STATED EXERCISE |
Below is a set of records. Repeat all of them exactly.

DATA LINES |
########################################
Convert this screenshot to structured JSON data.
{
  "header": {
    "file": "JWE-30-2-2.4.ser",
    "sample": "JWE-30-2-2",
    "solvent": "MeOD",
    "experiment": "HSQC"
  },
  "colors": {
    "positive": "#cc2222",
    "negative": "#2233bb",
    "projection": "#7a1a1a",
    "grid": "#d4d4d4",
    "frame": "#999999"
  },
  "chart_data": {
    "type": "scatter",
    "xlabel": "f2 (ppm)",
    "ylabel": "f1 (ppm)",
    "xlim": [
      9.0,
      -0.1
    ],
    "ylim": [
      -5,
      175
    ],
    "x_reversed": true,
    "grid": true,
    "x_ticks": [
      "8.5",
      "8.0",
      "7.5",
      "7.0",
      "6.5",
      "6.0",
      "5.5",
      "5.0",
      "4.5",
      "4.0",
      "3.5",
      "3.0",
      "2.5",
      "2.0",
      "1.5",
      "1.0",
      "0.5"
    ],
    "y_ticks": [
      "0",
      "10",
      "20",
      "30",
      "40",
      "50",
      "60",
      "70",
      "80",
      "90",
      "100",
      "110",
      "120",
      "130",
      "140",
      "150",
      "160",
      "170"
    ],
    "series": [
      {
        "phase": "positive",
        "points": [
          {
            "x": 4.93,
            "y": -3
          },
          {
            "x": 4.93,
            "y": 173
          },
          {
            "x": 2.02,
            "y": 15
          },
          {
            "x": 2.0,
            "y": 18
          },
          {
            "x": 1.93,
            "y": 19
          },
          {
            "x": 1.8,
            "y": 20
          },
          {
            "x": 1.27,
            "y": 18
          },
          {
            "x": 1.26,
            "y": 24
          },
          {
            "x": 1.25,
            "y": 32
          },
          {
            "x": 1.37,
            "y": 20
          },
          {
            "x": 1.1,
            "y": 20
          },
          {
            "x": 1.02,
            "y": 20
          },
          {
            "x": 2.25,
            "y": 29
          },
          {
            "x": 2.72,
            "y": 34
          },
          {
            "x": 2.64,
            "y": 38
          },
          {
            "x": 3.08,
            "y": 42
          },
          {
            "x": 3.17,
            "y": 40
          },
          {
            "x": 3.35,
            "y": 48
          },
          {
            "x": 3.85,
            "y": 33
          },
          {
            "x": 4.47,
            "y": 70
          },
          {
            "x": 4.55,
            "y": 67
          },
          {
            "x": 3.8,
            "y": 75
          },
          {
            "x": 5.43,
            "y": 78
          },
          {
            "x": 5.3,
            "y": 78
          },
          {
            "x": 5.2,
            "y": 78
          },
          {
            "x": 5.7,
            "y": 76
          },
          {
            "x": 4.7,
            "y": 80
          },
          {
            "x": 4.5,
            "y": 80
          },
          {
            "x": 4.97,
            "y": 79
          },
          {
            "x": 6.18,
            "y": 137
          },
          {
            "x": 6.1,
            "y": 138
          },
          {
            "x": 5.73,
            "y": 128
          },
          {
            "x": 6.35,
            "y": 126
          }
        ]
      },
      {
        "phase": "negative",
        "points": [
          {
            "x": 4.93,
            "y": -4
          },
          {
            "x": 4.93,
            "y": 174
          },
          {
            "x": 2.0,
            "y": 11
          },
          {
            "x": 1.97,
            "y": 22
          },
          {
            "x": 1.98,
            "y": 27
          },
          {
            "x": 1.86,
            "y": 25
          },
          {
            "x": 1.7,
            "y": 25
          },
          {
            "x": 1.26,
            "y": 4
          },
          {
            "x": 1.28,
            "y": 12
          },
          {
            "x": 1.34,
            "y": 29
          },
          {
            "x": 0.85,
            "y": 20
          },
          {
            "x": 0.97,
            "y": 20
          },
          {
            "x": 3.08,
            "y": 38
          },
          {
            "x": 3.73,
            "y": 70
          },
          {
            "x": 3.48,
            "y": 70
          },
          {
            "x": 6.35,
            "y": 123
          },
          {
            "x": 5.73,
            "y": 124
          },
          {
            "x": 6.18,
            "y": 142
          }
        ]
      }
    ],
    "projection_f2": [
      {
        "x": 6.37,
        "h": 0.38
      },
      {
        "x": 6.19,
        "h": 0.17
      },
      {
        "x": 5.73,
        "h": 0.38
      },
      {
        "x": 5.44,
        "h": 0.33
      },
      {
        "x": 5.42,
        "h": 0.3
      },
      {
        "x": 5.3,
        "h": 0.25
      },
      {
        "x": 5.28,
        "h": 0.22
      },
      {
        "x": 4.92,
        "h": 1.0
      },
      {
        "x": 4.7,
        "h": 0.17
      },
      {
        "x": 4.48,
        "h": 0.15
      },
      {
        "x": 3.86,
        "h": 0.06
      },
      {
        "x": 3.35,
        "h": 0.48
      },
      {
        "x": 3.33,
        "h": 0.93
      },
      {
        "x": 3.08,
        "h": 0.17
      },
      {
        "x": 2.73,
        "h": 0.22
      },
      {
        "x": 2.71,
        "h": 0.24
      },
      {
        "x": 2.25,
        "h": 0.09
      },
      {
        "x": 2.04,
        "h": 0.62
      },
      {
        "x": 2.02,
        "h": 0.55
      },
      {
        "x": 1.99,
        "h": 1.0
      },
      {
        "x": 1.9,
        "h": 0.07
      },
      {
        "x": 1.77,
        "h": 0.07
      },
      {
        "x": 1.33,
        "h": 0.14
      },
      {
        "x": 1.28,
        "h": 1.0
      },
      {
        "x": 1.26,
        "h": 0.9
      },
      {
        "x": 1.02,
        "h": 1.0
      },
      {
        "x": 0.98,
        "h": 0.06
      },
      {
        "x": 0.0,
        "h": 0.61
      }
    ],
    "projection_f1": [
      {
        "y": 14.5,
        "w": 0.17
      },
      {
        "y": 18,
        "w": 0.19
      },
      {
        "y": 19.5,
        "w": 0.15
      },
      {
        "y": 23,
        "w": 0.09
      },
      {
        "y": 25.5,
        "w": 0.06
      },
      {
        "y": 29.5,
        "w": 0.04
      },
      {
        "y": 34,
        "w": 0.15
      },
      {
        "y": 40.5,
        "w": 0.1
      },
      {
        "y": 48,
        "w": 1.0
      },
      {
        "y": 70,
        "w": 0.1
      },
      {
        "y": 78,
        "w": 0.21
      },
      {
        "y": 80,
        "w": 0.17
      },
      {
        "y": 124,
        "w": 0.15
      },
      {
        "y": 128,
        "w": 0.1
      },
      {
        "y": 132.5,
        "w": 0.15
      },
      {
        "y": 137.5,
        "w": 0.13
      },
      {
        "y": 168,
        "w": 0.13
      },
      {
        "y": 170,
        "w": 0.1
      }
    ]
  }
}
########################################
SOLUTION FOR THIS EXERCISE |
Convert this screenshot to structured JSON data.
{
  "header": {
    "file": "JWE-30-2-2.4.ser",
    "sample": "JWE-30-2-2",
    "solvent": "MeOD",
    "experiment": "HSQC"
  },
  "colors": {
    "positive": "#cc2222",
    "negative": "#2233bb",
    "projection": "#7a1a1a",
    "grid": "#d4d4d4",
    "frame": "#999999"
  },
  "chart_data": {
    "type": "scatter",
    "xlabel": "f2 (ppm)",
    "ylabel": "f1 (ppm)",
    "xlim": [
      9.0,
      -0.1
    ],
    "ylim": [
      -5,
      175
    ],
    "x_reversed": true,
    "grid": true,
    "x_ticks": [
      "8.5",
      "8.0",
      "7.5",
      "7.0",
      "6.5",
      "6.0",
      "5.5",
      "5.0",
      "4.5",
      "4.0",
      "3.5",
      "3.0",
      "2.5",
      "2.0",
      "1.5",
      "1.0",
      "0.5"
    ],
    "y_ticks": [
      "0",
      "10",
      "20",
      "30",
      "40",
      "50",
      "60",
      "70",
      "80",
      "90",
      "100",
      "110",
      "120",
      "130",
      "140",
      "150",
      "160",
      "170"
    ],
    "series": [
      {
        "phase": "positive",
        "points": [
          {
            "x": 4.93,
            "y": -3
          },
          {
            "x": 4.93,
            "y": 173
          },
          {
            "x": 2.02,
            "y": 15
          },
          {
            "x": 2.0,
            "y": 18
          },
          {
            "x": 1.93,
            "y": 19
          },
          {
            "x": 1.8,
            "y": 20
          },
          {
            "x": 1.27,
            "y": 18
          },
          {
            "x": 1.26,
            "y": 24
          },
          {
            "x": 1.25,
            "y": 32
          },
          {
            "x": 1.37,
            "y": 20
          },
          {
            "x": 1.1,
            "y": 20
          },
          {
            "x": 1.02,
            "y": 20
          },
          {
            "x": 2.25,
            "y": 29
          },
          {
            "x": 2.72,
            "y": 34
          },
          {
            "x": 2.64,
            "y": 38
          },
          {
            "x": 3.08,
            "y": 42
          },
          {
            "x": 3.17,
            "y": 40
          },
          {
            "x": 3.35,
            "y": 48
          },
          {
            "x": 3.85,
            "y": 33
          },
          {
            "x": 4.47,
            "y": 70
          },
          {
            "x": 4.55,
            "y": 67
          },
          {
            "x": 3.8,
            "y": 75
          },
          {
            "x": 5.43,
            "y": 78
          },
          {
            "x": 5.3,
            "y": 78
          },
          {
            "x": 5.2,
            "y": 78
          },
          {
            "x": 5.7,
            "y": 76
          },
          {
            "x": 4.7,
            "y": 80
          },
          {
            "x": 4.5,
            "y": 80
          },
          {
            "x": 4.97,
            "y": 79
          },
          {
            "x": 6.18,
            "y": 137
          },
          {
            "x": 6.1,
            "y": 138
          },
          {
            "x": 5.73,
            "y": 128
          },
          {
            "x": 6.35,
            "y": 126
          }
        ]
      },
      {
        "phase": "negative",
        "points": [
          {
            "x": 4.93,
            "y": -4
          },
          {
            "x": 4.93,
            "y": 174
          },
          {
            "x": 2.0,
            "y": 11
          },
          {
            "x": 1.97,
            "y": 22
          },
          {
            "x": 1.98,
            "y": 27
          },
          {
            "x": 1.86,
            "y": 25
          },
          {
            "x": 1.7,
            "y": 25
          },
          {
            "x": 1.26,
            "y": 4
          },
          {
            "x": 1.28,
            "y": 12
          },
          {
            "x": 1.34,
            "y": 29
          },
          {
            "x": 0.85,
            "y": 20
          },
          {
            "x": 0.97,
            "y": 20
          },
          {
            "x": 3.08,
            "y": 38
          },
          {
            "x": 3.73,
            "y": 70
          },
          {
            "x": 3.48,
            "y": 70
          },
          {
            "x": 6.35,
            "y": 123
          },
          {
            "x": 5.73,
            "y": 124
          },
          {
            "x": 6.18,
            "y": 142
          }
        ]
      }
    ],
    "projection_f2": [
      {
        "x": 6.37,
        "h": 0.38
      },
      {
        "x": 6.19,
        "h": 0.17
      },
      {
        "x": 5.73,
        "h": 0.38
      },
      {
        "x": 5.44,
        "h": 0.33
      },
      {
        "x": 5.42,
        "h": 0.3
      },
      {
        "x": 5.3,
        "h": 0.25
      },
      {
        "x": 5.28,
        "h": 0.22
      },
      {
        "x": 4.92,
        "h": 1.0
      },
      {
        "x": 4.7,
        "h": 0.17
      },
      {
        "x": 4.48,
        "h": 0.15
      },
      {
        "x": 3.86,
        "h": 0.06
      },
      {
        "x": 3.35,
        "h": 0.48
      },
      {
        "x": 3.33,
        "h": 0.93
      },
      {
        "x": 3.08,
        "h": 0.17
      },
      {
        "x": 2.73,
        "h": 0.22
      },
      {
        "x": 2.71,
        "h": 0.24
      },
      {
        "x": 2.25,
        "h": 0.09
      },
      {
        "x": 2.04,
        "h": 0.62
      },
      {
        "x": 2.02,
        "h": 0.55
      },
      {
        "x": 1.99,
        "h": 1.0
      },
      {
        "x": 1.9,
        "h": 0.07
      },
      {
        "x": 1.77,
        "h": 0.07
      },
      {
        "x": 1.33,
        "h": 0.14
      },
      {
        "x": 1.28,
        "h": 1.0
      },
      {
        "x": 1.26,
        "h": 0.9
      },
      {
        "x": 1.02,
        "h": 1.0
      },
      {
        "x": 0.98,
        "h": 0.06
      },
      {
        "x": 0.0,
        "h": 0.61
      }
    ],
    "projection_f1": [
      {
        "y": 14.5,
        "w": 0.17
      },
      {
        "y": 18,
        "w": 0.19
      },
      {
        "y": 19.5,
        "w": 0.15
      },
      {
        "y": 23,
        "w": 0.09
      },
      {
        "y": 25.5,
        "w": 0.06
      },
      {
        "y": 29.5,
        "w": 0.04
      },
      {
        "y": 34,
        "w": 0.15
      },
      {
        "y": 40.5,
        "w": 0.1
      },
      {
        "y": 48,
        "w": 1.0
      },
      {
        "y": 70,
        "w": 0.1
      },
      {
        "y": 78,
        "w": 0.21
      },
      {
        "y": 80,
        "w": 0.17
      },
      {
        "y": 124,
        "w": 0.15
      },
      {
        "y": 128,
        "w": 0.1
      },
      {
        "y": 132.5,
        "w": 0.15
      },
      {
        "y": 137.5,
        "w": 0.13
      },
      {
        "y": 168,
        "w": 0.13
      },
      {
        "y": 170,
        "w": 0.1
      }
    ]
  }
}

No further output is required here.